EXERCISE REQUIREMENTS: Filter the entries, keeping every line with the word "home".

* Begin INFORMATION SHOWN *

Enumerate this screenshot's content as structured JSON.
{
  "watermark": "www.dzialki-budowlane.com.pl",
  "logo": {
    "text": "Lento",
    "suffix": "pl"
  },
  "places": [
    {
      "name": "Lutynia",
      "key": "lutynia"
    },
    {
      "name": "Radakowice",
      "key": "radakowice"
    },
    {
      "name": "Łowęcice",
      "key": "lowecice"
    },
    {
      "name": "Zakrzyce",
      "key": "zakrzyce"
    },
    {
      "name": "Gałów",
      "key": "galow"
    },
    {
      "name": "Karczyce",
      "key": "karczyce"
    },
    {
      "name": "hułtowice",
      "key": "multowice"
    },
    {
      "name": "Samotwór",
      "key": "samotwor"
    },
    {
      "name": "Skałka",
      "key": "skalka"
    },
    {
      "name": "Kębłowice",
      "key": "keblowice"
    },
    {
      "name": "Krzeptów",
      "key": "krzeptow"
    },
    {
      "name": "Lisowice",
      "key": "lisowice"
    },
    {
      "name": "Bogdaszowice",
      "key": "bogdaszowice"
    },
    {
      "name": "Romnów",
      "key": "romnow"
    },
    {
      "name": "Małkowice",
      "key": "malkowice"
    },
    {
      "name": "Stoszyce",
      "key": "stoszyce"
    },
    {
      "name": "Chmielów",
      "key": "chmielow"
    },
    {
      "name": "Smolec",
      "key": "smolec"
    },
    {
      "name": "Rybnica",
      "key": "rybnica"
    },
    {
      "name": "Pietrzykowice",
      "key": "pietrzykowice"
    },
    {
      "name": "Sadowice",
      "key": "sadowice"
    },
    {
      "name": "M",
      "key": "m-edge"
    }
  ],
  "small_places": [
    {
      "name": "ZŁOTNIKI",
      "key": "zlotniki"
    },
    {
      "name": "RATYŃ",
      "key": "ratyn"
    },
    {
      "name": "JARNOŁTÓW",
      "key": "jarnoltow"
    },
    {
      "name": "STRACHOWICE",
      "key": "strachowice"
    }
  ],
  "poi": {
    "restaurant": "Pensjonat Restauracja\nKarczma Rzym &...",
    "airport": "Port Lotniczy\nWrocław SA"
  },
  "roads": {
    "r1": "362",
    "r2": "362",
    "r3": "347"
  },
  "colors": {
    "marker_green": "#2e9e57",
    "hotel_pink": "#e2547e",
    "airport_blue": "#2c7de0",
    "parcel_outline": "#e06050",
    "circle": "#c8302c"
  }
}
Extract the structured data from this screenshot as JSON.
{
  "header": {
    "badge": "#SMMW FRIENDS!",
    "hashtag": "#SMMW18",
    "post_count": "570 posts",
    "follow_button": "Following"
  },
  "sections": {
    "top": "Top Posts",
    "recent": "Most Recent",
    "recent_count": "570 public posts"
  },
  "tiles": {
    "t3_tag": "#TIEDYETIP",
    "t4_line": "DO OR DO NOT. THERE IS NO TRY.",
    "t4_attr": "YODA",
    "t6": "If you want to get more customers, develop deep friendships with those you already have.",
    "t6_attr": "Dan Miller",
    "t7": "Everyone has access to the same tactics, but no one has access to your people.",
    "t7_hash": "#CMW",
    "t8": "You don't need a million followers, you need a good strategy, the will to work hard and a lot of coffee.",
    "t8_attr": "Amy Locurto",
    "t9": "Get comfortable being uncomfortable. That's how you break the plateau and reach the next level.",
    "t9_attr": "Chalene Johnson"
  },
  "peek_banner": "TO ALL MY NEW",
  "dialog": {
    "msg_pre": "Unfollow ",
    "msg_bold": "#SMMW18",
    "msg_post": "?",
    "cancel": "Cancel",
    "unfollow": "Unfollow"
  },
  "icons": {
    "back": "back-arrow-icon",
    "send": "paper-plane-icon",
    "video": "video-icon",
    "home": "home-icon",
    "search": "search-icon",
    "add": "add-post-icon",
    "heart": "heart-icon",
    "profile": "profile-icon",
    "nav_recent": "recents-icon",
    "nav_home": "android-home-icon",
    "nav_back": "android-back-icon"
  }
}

* End INFORMATION SHOWN *

RESULT OF THE TASK:
    "home": "home-icon",
    "nav_home": "android-home-icon",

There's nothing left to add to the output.